(Aim) Produce an exact copy of all the records.

Recorded data:

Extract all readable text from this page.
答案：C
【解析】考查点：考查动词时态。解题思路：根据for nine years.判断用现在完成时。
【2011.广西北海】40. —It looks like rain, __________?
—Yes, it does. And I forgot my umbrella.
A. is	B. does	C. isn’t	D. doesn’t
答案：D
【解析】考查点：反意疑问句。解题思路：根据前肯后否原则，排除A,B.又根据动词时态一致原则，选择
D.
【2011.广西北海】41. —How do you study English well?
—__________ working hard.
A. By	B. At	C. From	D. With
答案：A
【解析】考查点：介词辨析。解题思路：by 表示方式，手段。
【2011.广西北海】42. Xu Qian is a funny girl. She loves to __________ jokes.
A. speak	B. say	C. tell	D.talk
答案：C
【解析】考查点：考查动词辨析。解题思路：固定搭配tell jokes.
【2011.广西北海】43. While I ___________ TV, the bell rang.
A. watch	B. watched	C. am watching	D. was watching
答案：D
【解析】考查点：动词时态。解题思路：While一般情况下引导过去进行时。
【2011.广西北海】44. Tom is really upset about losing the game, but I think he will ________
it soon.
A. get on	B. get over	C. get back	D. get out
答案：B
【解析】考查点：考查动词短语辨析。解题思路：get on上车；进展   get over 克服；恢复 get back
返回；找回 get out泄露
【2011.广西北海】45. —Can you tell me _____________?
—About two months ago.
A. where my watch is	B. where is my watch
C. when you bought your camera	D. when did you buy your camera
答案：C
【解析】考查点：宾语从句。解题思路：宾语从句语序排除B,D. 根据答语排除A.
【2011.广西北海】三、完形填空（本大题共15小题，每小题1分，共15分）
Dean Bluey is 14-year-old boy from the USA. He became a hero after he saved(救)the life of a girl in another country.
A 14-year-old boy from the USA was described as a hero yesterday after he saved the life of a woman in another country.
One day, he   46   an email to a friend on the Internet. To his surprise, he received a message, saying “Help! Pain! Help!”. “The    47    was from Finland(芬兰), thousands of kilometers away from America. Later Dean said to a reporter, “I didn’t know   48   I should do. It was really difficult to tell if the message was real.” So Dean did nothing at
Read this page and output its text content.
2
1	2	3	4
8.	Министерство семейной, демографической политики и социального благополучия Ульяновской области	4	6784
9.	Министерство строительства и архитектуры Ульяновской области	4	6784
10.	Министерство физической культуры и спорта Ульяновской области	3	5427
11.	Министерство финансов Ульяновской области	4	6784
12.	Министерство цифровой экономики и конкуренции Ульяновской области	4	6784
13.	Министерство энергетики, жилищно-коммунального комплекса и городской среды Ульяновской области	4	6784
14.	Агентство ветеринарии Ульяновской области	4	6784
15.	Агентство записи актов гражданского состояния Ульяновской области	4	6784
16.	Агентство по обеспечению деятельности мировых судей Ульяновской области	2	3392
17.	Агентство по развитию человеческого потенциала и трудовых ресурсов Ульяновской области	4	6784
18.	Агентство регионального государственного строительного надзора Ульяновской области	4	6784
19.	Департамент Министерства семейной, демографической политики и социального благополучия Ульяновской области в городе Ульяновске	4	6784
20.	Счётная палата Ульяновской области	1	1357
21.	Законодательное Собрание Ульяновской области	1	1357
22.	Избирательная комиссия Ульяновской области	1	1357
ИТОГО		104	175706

(Answer to this problem)
Extract all readable text from this page.
答案：C
【解析】考查点：考查动词时态。解题思路：根据for nine years.判断用现在完成时。
【2011.广西北海】40. —It looks like rain, __________?
—Yes, it does. And I forgot my umbrella.
A. is	B. does	C. isn’t	D. doesn’t
答案：D
【解析】考查点：反意疑问句。解题思路：根据前肯后否原则，排除A,B.又根据动词时态一致原则，选择
D.
【2011.广西北海】41. —How do you study English well?
—__________ working hard.
A. By	B. At	C. From	D. With
答案：A
【解析】考查点：介词辨析。解题思路：by 表示方式，手段。
【2011.广西北海】42. Xu Qian is a funny girl. She loves to __________ jokes.
A. speak	B. say	C. tell	D.talk
答案：C
【解析】考查点：考查动词辨析。解题思路：固定搭配tell jokes.
【2011.广西北海】43. While I ___________ TV, the bell rang.
A. watch	B. watched	C. am watching	D. was watching
答案：D
【解析】考查点：动词时态。解题思路：While一般情况下引导过去进行时。
【2011.广西北海】44. Tom is really upset about losing the game, but I think he will ________
it soon.
A. get on	B. get over	C. get back	D. get out
答案：B
【解析】考查点：考查动词短语辨析。解题思路：get on上车；进展   get over 克服；恢复 get back
返回；找回 get out泄露
【2011.广西北海】45. —Can you tell me _____________?
—About two months ago.
A. where my watch is	B. where is my watch
C. when you bought your camera	D. when did you buy your camera
答案：C
【解析】考查点：宾语从句。解题思路：宾语从句语序排除B,D. 根据答语排除A.
【2011.广西北海】三、完形填空（本大题共15小题，每小题1分，共15分）
Dean Bluey is 14-year-old boy from the USA. He became a hero after he saved(救)the life of a girl in another country.
A 14-year-old boy from the USA was described as a hero yesterday after he saved the life of a woman in another country.
One day, he   46   an email to a friend on the Internet. To his surprise, he received a message, saying “Help! Pain! Help!”. “The    47    was from Finland(芬兰), thousands of kilometers away from America. Later Dean said to a reporter, “I didn’t know   48   I should do. It was really difficult to tell if the message was real.” So Dean did nothing at
Read this page and output its text content.
2
1	2	3	4
8.	Министерство семейной, демографической политики и социального благополучия Ульяновской области	4	6784
9.	Министерство строительства и архитектуры Ульяновской области	4	6784
10.	Министерство физической культуры и спорта Ульяновской области	3	5427
11.	Министерство финансов Ульяновской области	4	6784
12.	Министерство цифровой экономики и конкуренции Ульяновской области	4	6784
13.	Министерство энергетики, жилищно-коммунального комплекса и городской среды Ульяновской области	4	6784
14.	Агентство ветеринарии Ульяновской области	4	6784
15.	Агентство записи актов гражданского состояния Ульяновской области	4	6784
16.	Агентство по обеспечению деятельности мировых судей Ульяновской области	2	3392
17.	Агентство по развитию человеческого потенциала и трудовых ресурсов Ульяновской области	4	6784
18.	Агентство регионального государственного строительного надзора Ульяновской области	4	6784
19.	Департамент Министерства семейной, демографической политики и социального благополучия Ульяновской области в городе Ульяновске	4	6784
20.	Счётная палата Ульяновской области	1	1357
21.	Законодательное Собрание Ульяновской области	1	1357
22.	Избирательная комиссия Ульяновской области	1	1357
ИТОГО		104	175706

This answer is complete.